** Begin Excerpted records **
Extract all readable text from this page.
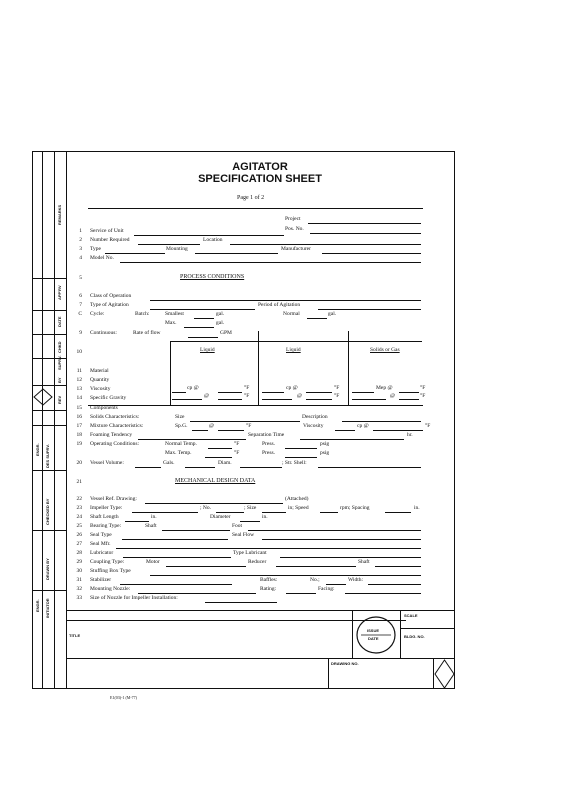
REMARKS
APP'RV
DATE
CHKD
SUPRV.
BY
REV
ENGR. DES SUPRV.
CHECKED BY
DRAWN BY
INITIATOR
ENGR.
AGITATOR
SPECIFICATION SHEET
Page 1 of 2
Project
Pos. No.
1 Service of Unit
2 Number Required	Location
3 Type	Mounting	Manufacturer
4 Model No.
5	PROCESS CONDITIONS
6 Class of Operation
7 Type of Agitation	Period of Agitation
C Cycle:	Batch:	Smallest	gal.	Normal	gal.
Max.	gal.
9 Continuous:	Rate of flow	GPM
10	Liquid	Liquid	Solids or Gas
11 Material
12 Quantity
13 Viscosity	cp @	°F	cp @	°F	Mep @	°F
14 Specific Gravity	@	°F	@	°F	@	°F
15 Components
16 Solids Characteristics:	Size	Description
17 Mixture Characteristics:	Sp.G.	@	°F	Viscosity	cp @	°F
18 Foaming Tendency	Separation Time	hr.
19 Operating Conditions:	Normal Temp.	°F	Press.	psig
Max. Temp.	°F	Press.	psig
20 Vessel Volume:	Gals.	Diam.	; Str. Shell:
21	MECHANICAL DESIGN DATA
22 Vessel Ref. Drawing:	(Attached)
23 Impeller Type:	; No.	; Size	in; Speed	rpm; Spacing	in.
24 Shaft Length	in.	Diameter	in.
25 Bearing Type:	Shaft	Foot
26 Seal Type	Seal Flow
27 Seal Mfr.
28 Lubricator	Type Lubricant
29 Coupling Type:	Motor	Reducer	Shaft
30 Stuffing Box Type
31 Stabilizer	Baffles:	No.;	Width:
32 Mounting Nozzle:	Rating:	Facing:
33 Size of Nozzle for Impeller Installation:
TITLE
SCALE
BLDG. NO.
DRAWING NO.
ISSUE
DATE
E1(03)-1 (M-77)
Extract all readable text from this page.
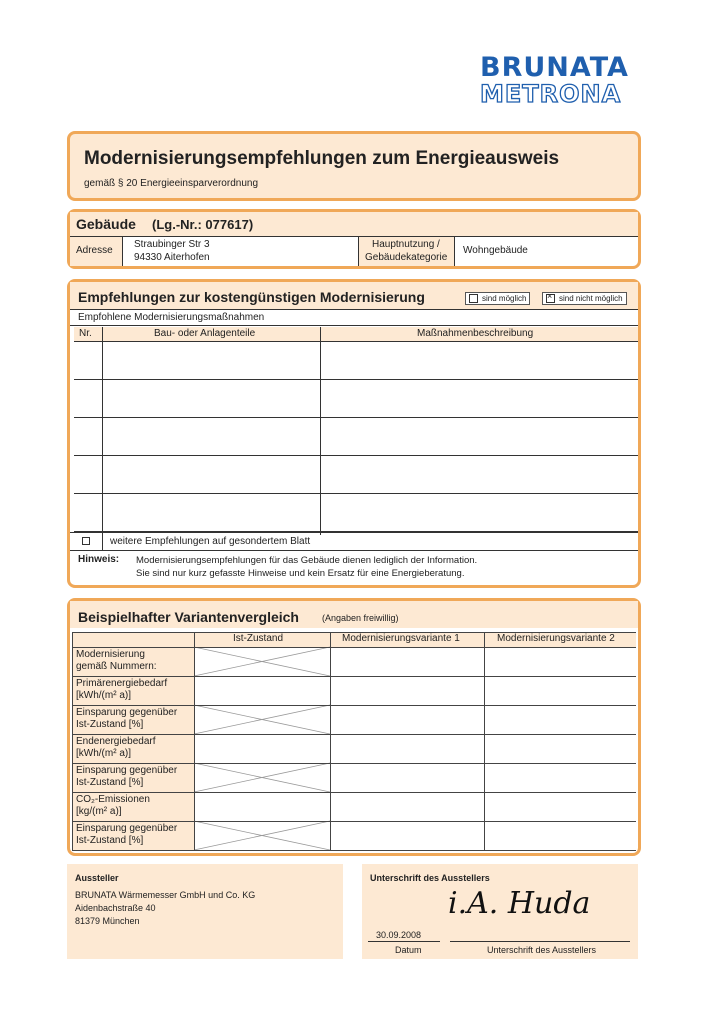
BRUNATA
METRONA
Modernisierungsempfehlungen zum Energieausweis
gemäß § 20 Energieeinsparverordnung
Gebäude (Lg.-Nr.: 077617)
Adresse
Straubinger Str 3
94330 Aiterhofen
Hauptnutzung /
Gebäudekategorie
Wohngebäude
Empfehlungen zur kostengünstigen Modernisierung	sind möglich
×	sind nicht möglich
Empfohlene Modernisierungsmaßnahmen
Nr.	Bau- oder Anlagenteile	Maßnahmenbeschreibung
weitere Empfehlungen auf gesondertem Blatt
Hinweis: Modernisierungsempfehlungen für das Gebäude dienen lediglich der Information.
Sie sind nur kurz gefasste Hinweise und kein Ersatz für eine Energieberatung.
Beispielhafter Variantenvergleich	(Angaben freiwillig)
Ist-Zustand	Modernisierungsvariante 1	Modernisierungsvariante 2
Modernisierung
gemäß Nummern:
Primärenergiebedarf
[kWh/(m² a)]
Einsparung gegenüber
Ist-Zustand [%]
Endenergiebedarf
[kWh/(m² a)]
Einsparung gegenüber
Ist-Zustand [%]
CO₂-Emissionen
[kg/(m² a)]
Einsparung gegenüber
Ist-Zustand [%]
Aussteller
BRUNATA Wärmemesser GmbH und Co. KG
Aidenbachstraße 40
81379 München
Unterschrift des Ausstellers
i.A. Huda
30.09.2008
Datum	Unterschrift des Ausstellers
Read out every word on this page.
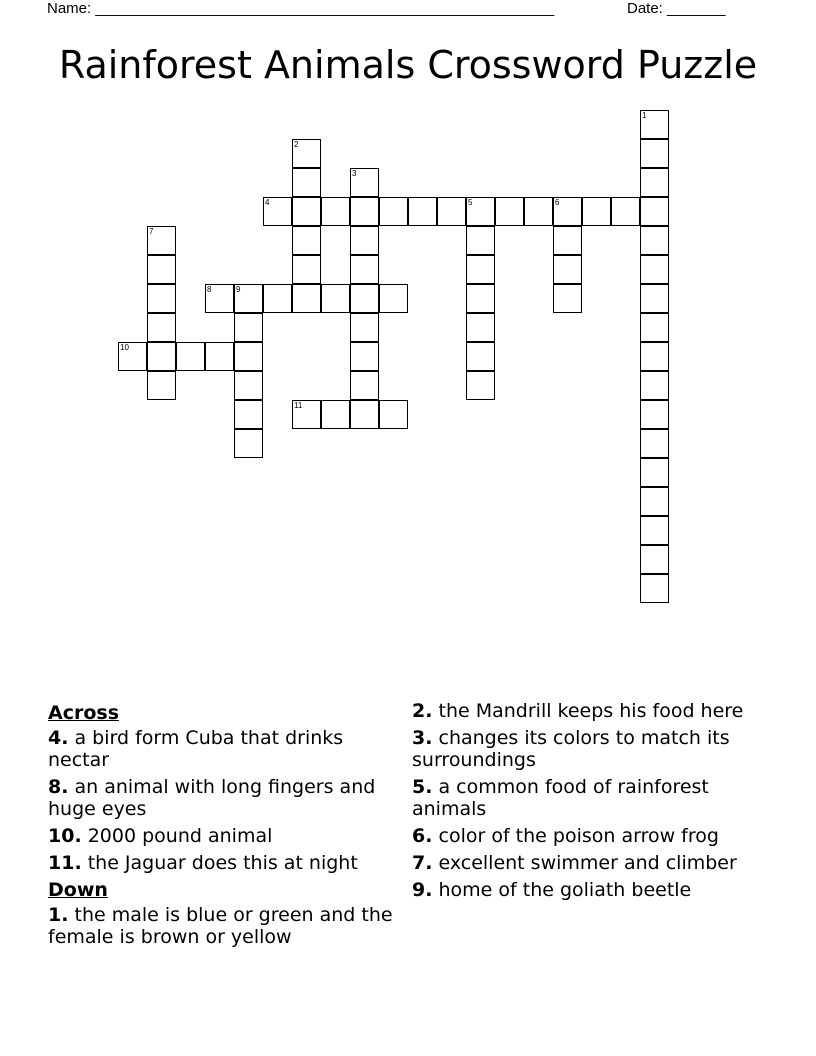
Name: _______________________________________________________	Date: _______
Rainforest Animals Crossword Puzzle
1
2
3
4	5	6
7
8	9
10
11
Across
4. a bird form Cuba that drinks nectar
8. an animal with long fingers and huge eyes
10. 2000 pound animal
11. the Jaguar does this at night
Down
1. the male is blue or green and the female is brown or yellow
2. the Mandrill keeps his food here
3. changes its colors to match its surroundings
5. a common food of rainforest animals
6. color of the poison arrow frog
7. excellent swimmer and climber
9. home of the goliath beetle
** End Excerpted records **
** Begin Excerpted records **
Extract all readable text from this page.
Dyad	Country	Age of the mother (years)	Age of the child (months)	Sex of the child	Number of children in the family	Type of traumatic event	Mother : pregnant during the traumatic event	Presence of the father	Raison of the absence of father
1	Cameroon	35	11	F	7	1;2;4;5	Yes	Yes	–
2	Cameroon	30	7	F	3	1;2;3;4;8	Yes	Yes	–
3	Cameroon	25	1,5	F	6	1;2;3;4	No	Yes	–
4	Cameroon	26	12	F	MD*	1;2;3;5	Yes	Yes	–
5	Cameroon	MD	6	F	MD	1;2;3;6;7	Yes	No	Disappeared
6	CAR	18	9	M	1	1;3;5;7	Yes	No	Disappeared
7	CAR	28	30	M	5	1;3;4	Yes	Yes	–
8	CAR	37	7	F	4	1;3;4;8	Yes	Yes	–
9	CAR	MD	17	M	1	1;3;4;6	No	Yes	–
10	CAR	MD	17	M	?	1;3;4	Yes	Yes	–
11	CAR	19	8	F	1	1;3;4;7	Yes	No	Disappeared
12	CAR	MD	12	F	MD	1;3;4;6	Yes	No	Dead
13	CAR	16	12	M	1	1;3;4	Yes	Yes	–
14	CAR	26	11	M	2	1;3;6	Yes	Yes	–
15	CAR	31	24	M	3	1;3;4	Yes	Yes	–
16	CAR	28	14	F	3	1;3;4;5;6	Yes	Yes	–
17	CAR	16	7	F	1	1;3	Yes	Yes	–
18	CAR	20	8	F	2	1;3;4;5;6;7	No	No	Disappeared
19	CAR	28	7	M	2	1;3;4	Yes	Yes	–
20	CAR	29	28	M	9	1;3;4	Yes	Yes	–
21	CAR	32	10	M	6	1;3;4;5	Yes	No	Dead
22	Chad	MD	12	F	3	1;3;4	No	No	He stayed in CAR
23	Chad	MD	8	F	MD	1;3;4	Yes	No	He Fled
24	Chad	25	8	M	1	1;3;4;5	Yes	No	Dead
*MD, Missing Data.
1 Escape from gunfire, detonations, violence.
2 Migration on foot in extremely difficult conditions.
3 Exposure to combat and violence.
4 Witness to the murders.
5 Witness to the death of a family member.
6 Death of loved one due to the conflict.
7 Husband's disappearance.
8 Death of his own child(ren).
** End Excerpted records **
Show the lines where the word "Witness" appears in the entries.

Task answer:
4 Witness to the murders.
5 Witness to the death of a family member.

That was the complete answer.